╭─ DATASET ROWS

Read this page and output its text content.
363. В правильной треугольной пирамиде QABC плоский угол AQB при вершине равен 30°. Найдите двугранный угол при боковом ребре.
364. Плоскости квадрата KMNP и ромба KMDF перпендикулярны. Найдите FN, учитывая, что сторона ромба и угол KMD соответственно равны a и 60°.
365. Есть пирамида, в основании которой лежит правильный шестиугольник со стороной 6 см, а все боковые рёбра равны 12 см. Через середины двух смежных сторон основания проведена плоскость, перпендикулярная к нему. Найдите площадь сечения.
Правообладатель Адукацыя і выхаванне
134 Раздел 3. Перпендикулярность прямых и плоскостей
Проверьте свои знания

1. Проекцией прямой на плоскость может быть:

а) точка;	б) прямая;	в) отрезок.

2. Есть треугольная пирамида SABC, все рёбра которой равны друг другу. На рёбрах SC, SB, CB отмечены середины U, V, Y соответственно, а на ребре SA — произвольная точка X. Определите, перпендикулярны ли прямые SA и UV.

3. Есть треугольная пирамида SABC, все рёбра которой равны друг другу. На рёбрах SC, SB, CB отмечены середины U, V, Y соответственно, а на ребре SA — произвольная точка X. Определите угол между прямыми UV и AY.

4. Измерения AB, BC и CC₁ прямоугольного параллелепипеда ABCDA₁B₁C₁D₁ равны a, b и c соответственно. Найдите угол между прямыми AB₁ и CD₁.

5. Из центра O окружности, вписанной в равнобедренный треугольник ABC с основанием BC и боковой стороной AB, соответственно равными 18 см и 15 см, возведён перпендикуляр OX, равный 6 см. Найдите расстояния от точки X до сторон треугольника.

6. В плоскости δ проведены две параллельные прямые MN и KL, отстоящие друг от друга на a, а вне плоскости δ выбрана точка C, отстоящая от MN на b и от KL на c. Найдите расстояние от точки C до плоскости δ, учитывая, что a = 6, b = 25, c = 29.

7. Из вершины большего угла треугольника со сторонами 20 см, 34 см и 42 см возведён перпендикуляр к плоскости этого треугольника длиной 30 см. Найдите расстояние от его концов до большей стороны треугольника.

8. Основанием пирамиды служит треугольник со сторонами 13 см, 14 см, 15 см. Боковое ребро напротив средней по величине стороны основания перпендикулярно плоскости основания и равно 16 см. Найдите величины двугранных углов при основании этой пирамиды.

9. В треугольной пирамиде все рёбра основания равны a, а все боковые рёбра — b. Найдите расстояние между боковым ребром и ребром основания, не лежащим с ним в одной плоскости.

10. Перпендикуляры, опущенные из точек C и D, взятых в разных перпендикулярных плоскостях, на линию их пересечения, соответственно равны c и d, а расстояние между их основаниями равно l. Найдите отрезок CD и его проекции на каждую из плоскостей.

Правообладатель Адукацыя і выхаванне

╰─

Transcribe every record above exactly as it appears.

Read this page and output its text content.
363. В правильной треугольной пирамиде QABC плоский угол AQB при вершине равен 30°. Найдите двугранный угол при боковом ребре.
364. Плоскости квадрата KMNP и ромба KMDF перпендикулярны. Найдите FN, учитывая, что сторона ромба и угол KMD соответственно равны a и 60°.
365. Есть пирамида, в основании которой лежит правильный шестиугольник со стороной 6 см, а все боковые рёбра равны 12 см. Через середины двух смежных сторон основания проведена плоскость, перпендикулярная к нему. Найдите площадь сечения.
Правообладатель Адукацыя і выхаванне
134 Раздел 3. Перпендикулярность прямых и плоскостей
Проверьте свои знания

1. Проекцией прямой на плоскость может быть:

а) точка;	б) прямая;	в) отрезок.

2. Есть треугольная пирамида SABC, все рёбра которой равны друг другу. На рёбрах SC, SB, CB отмечены середины U, V, Y соответственно, а на ребре SA — произвольная точка X. Определите, перпендикулярны ли прямые SA и UV.

3. Есть треугольная пирамида SABC, все рёбра которой равны друг другу. На рёбрах SC, SB, CB отмечены середины U, V, Y соответственно, а на ребре SA — произвольная точка X. Определите угол между прямыми UV и AY.

4. Измерения AB, BC и CC₁ прямоугольного параллелепипеда ABCDA₁B₁C₁D₁ равны a, b и c соответственно. Найдите угол между прямыми AB₁ и CD₁.

5. Из центра O окружности, вписанной в равнобедренный треугольник ABC с основанием BC и боковой стороной AB, соответственно равными 18 см и 15 см, возведён перпендикуляр OX, равный 6 см. Найдите расстояния от точки X до сторон треугольника.

6. В плоскости δ проведены две параллельные прямые MN и KL, отстоящие друг от друга на a, а вне плоскости δ выбрана точка C, отстоящая от MN на b и от KL на c. Найдите расстояние от точки C до плоскости δ, учитывая, что a = 6, b = 25, c = 29.

7. Из вершины большего угла треугольника со сторонами 20 см, 34 см и 42 см возведён перпендикуляр к плоскости этого треугольника длиной 30 см. Найдите расстояние от его концов до большей стороны треугольника.

8. Основанием пирамиды служит треугольник со сторонами 13 см, 14 см, 15 см. Боковое ребро напротив средней по величине стороны основания перпендикулярно плоскости основания и равно 16 см. Найдите величины двугранных углов при основании этой пирамиды.

9. В треугольной пирамиде все рёбра основания равны a, а все боковые рёбра — b. Найдите расстояние между боковым ребром и ребром основания, не лежащим с ним в одной плоскости.

10. Перпендикуляры, опущенные из точек C и D, взятых в разных перпендикулярных плоскостях, на линию их пересечения, соответственно равны c и d, а расстояние между их основаниями равно l. Найдите отрезок CD и его проекции на каждую из плоскостей.

Правообладатель Адукацыя і выхаванне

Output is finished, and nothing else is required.